Copy nothing but the text: reproduce each line of the listing exactly and leave the pictures out.

# START OF Extracted information

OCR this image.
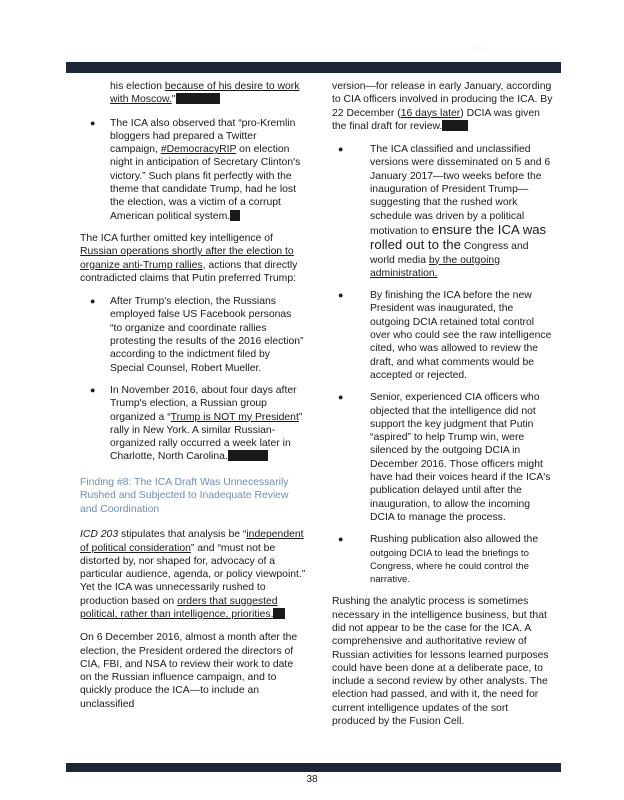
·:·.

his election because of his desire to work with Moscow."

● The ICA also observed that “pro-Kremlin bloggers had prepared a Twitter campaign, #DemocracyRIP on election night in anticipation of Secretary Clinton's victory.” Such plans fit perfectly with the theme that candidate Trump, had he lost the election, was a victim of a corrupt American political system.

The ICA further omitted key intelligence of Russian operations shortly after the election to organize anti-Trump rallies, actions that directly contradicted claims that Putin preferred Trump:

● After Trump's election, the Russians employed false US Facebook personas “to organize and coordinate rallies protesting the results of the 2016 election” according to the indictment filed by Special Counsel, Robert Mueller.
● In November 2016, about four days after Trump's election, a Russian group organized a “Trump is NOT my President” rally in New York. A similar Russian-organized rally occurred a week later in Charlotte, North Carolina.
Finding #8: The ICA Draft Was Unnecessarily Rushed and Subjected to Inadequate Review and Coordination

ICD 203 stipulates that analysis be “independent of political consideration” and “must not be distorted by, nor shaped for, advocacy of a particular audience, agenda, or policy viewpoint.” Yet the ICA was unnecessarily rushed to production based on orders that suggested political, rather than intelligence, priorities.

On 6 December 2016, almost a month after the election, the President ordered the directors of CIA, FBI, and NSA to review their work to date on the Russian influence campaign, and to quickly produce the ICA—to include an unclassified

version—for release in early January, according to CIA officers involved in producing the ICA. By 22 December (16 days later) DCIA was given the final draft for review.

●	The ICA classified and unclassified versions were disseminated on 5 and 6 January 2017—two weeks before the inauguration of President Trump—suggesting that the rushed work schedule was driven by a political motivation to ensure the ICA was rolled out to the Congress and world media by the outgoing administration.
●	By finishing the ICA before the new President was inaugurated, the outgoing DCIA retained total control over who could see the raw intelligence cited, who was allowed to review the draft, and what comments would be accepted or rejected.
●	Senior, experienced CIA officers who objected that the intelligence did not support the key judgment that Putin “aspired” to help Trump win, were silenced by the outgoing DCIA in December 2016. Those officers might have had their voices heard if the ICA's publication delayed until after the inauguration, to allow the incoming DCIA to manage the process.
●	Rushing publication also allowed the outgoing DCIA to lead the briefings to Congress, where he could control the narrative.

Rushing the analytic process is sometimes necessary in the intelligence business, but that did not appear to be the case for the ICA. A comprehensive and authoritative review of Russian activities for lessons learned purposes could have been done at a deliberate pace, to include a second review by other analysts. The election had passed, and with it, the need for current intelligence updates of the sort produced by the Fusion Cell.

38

# END OF Extracted information

> Output:
OCR this image.
·:·.

his election because of his desire to work with Moscow."

● The ICA also observed that “pro-Kremlin bloggers had prepared a Twitter campaign, #DemocracyRIP on election night in anticipation of Secretary Clinton's victory.” Such plans fit perfectly with the theme that candidate Trump, had he lost the election, was a victim of a corrupt American political system.

The ICA further omitted key intelligence of Russian operations shortly after the election to organize anti-Trump rallies, actions that directly contradicted claims that Putin preferred Trump:

● After Trump's election, the Russians employed false US Facebook personas “to organize and coordinate rallies protesting the results of the 2016 election” according to the indictment filed by Special Counsel, Robert Mueller.
● In November 2016, about four days after Trump's election, a Russian group organized a “Trump is NOT my President” rally in New York. A similar Russian-organized rally occurred a week later in Charlotte, North Carolina.
Finding #8: The ICA Draft Was Unnecessarily Rushed and Subjected to Inadequate Review and Coordination

ICD 203 stipulates that analysis be “independent of political consideration” and “must not be distorted by, nor shaped for, advocacy of a particular audience, agenda, or policy viewpoint.” Yet the ICA was unnecessarily rushed to production based on orders that suggested political, rather than intelligence, priorities.

On 6 December 2016, almost a month after the election, the President ordered the directors of CIA, FBI, and NSA to review their work to date on the Russian influence campaign, and to quickly produce the ICA—to include an unclassified

version—for release in early January, according to CIA officers involved in producing the ICA. By 22 December (16 days later) DCIA was given the final draft for review.

●	The ICA classified and unclassified versions were disseminated on 5 and 6 January 2017—two weeks before the inauguration of President Trump—suggesting that the rushed work schedule was driven by a political motivation to ensure the ICA was rolled out to the Congress and world media by the outgoing administration.
●	By finishing the ICA before the new President was inaugurated, the outgoing DCIA retained total control over who could see the raw intelligence cited, who was allowed to review the draft, and what comments would be accepted or rejected.
●	Senior, experienced CIA officers who objected that the intelligence did not support the key judgment that Putin “aspired” to help Trump win, were silenced by the outgoing DCIA in December 2016. Those officers might have had their voices heard if the ICA's publication delayed until after the inauguration, to allow the incoming DCIA to manage the process.
●	Rushing publication also allowed the outgoing DCIA to lead the briefings to Congress, where he could control the narrative.

Rushing the analytic process is sometimes necessary in the intelligence business, but that did not appear to be the case for the ICA. A comprehensive and authoritative review of Russian activities for lessons learned purposes could have been done at a deliberate pace, to include a second review by other analysts. The election had passed, and with it, the need for current intelligence updates of the sort produced by the Fusion Cell.

38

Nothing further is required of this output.